[Start of TASK MATERIAL]

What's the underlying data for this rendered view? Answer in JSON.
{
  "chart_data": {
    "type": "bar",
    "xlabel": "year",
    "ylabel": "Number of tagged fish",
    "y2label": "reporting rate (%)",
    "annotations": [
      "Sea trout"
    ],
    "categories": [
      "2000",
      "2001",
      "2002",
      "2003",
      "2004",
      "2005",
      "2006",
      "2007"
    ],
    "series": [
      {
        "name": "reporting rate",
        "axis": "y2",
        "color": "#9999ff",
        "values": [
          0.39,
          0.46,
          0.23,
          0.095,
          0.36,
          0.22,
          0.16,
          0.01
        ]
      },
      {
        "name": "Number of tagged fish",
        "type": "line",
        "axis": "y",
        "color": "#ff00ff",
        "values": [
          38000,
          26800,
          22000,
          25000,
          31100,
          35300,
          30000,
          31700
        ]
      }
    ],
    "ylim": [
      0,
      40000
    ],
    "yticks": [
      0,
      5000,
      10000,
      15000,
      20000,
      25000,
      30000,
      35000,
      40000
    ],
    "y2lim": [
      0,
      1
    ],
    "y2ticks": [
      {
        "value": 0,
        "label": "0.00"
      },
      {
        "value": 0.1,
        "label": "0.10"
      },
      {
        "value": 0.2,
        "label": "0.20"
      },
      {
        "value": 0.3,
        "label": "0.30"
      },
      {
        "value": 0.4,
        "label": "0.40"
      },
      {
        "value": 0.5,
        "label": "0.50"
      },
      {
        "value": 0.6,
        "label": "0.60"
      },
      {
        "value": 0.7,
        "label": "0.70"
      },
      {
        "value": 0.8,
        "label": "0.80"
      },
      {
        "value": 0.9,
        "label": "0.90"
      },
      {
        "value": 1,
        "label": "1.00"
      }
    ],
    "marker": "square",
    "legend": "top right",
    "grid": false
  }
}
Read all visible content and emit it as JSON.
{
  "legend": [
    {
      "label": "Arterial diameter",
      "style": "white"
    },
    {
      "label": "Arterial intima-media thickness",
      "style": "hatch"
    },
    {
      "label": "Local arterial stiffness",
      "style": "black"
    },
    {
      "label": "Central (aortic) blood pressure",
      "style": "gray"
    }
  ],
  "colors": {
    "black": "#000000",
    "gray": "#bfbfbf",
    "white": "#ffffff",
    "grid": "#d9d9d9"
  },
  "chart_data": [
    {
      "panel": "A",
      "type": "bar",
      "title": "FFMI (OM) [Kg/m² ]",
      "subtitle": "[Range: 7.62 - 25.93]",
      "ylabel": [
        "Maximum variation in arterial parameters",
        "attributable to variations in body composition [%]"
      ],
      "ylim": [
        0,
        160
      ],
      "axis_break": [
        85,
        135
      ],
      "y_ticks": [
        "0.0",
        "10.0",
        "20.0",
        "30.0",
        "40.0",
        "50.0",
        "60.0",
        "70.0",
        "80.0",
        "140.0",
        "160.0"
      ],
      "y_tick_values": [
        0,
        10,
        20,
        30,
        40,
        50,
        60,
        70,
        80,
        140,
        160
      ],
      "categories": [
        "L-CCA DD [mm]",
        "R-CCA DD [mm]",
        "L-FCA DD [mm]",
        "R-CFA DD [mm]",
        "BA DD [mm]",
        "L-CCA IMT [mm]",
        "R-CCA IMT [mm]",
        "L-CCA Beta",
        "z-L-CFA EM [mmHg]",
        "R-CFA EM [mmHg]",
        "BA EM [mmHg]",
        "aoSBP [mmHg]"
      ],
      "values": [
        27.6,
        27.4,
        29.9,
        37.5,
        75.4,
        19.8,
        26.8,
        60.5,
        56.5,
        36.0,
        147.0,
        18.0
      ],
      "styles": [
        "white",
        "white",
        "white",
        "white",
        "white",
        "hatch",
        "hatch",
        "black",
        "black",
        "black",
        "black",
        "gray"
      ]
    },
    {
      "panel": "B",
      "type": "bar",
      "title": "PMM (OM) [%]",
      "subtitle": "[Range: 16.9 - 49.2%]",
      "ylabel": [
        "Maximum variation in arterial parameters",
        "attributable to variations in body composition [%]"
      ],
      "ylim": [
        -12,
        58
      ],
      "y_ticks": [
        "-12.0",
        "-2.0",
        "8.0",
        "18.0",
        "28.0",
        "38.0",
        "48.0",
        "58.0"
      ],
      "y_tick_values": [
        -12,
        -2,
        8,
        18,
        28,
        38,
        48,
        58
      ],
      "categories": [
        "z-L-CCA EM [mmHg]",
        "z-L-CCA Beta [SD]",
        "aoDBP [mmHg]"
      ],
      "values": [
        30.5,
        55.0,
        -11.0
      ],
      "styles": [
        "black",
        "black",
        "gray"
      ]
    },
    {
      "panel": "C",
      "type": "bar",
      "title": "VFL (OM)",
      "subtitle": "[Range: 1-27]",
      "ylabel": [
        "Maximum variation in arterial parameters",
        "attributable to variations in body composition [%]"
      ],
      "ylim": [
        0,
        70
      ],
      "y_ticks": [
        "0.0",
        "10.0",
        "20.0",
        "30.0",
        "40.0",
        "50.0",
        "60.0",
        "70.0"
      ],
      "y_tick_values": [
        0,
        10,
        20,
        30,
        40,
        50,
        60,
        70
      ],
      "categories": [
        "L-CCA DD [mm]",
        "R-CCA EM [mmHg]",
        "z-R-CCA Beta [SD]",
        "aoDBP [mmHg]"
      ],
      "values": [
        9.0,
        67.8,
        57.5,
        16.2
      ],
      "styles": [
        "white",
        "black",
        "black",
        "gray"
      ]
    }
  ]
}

[End of TASK MATERIAL]

_PROBLEM_
From the records above, extract every line exactly as it stands.

_OUTPUT OF THE EXERCISE_
What's the underlying data for this rendered view? Answer in JSON.
{
  "chart_data": {
    "type": "bar",
    "xlabel": "year",
    "ylabel": "Number of tagged fish",
    "y2label": "reporting rate (%)",
    "annotations": [
      "Sea trout"
    ],
    "categories": [
      "2000",
      "2001",
      "2002",
      "2003",
      "2004",
      "2005",
      "2006",
      "2007"
    ],
    "series": [
      {
        "name": "reporting rate",
        "axis": "y2",
        "color": "#9999ff",
        "values": [
          0.39,
          0.46,
          0.23,
          0.095,
          0.36,
          0.22,
          0.16,
          0.01
        ]
      },
      {
        "name": "Number of tagged fish",
        "type": "line",
        "axis": "y",
        "color": "#ff00ff",
        "values": [
          38000,
          26800,
          22000,
          25000,
          31100,
          35300,
          30000,
          31700
        ]
      }
    ],
    "ylim": [
      0,
      40000
    ],
    "yticks": [
      0,
      5000,
      10000,
      15000,
      20000,
      25000,
      30000,
      35000,
      40000
    ],
    "y2lim": [
      0,
      1
    ],
    "y2ticks": [
      {
        "value": 0,
        "label": "0.00"
      },
      {
        "value": 0.1,
        "label": "0.10"
      },
      {
        "value": 0.2,
        "label": "0.20"
      },
      {
        "value": 0.3,
        "label": "0.30"
      },
      {
        "value": 0.4,
        "label": "0.40"
      },
      {
        "value": 0.5,
        "label": "0.50"
      },
      {
        "value": 0.6,
        "label": "0.60"
      },
      {
        "value": 0.7,
        "label": "0.70"
      },
      {
        "value": 0.8,
        "label": "0.80"
      },
      {
        "value": 0.9,
        "label": "0.90"
      },
      {
        "value": 1,
        "label": "1.00"
      }
    ],
    "marker": "square",
    "legend": "top right",
    "grid": false
  }
}
Read all visible content and emit it as JSON.
{
  "legend": [
    {
      "label": "Arterial diameter",
      "style": "white"
    },
    {
      "label": "Arterial intima-media thickness",
      "style": "hatch"
    },
    {
      "label": "Local arterial stiffness",
      "style": "black"
    },
    {
      "label": "Central (aortic) blood pressure",
      "style": "gray"
    }
  ],
  "colors": {
    "black": "#000000",
    "gray": "#bfbfbf",
    "white": "#ffffff",
    "grid": "#d9d9d9"
  },
  "chart_data": [
    {
      "panel": "A",
      "type": "bar",
      "title": "FFMI (OM) [Kg/m² ]",
      "subtitle": "[Range: 7.62 - 25.93]",
      "ylabel": [
        "Maximum variation in arterial parameters",
        "attributable to variations in body composition [%]"
      ],
      "ylim": [
        0,
        160
      ],
      "axis_break": [
        85,
        135
      ],
      "y_ticks": [
        "0.0",
        "10.0",
        "20.0",
        "30.0",
        "40.0",
        "50.0",
        "60.0",
        "70.0",
        "80.0",
        "140.0",
        "160.0"
      ],
      "y_tick_values": [
        0,
        10,
        20,
        30,
        40,
        50,
        60,
        70,
        80,
        140,
        160
      ],
      "categories": [
        "L-CCA DD [mm]",
        "R-CCA DD [mm]",
        "L-FCA DD [mm]",
        "R-CFA DD [mm]",
        "BA DD [mm]",
        "L-CCA IMT [mm]",
        "R-CCA IMT [mm]",
        "L-CCA Beta",
        "z-L-CFA EM [mmHg]",
        "R-CFA EM [mmHg]",
        "BA EM [mmHg]",
        "aoSBP [mmHg]"
      ],
      "values": [
        27.6,
        27.4,
        29.9,
        37.5,
        75.4,
        19.8,
        26.8,
        60.5,
        56.5,
        36.0,
        147.0,
        18.0
      ],
      "styles": [
        "white",
        "white",
        "white",
        "white",
        "white",
        "hatch",
        "hatch",
        "black",
        "black",
        "black",
        "black",
        "gray"
      ]
    },
    {
      "panel": "B",
      "type": "bar",
      "title": "PMM (OM) [%]",
      "subtitle": "[Range: 16.9 - 49.2%]",
      "ylabel": [
        "Maximum variation in arterial parameters",
        "attributable to variations in body composition [%]"
      ],
      "ylim": [
        -12,
        58
      ],
      "y_ticks": [
        "-12.0",
        "-2.0",
        "8.0",
        "18.0",
        "28.0",
        "38.0",
        "48.0",
        "58.0"
      ],
      "y_tick_values": [
        -12,
        -2,
        8,
        18,
        28,
        38,
        48,
        58
      ],
      "categories": [
        "z-L-CCA EM [mmHg]",
        "z-L-CCA Beta [SD]",
        "aoDBP [mmHg]"
      ],
      "values": [
        30.5,
        55.0,
        -11.0
      ],
      "styles": [
        "black",
        "black",
        "gray"
      ]
    },
    {
      "panel": "C",
      "type": "bar",
      "title": "VFL (OM)",
      "subtitle": "[Range: 1-27]",
      "ylabel": [
        "Maximum variation in arterial parameters",
        "attributable to variations in body composition [%]"
      ],
      "ylim": [
        0,
        70
      ],
      "y_ticks": [
        "0.0",
        "10.0",
        "20.0",
        "30.0",
        "40.0",
        "50.0",
        "60.0",
        "70.0"
      ],
      "y_tick_values": [
        0,
        10,
        20,
        30,
        40,
        50,
        60,
        70
      ],
      "categories": [
        "L-CCA DD [mm]",
        "R-CCA EM [mmHg]",
        "z-R-CCA Beta [SD]",
        "aoDBP [mmHg]"
      ],
      "values": [
        9.0,
        67.8,
        57.5,
        16.2
      ],
      "styles": [
        "white",
        "black",
        "black",
        "gray"
      ]
    }
  ]
}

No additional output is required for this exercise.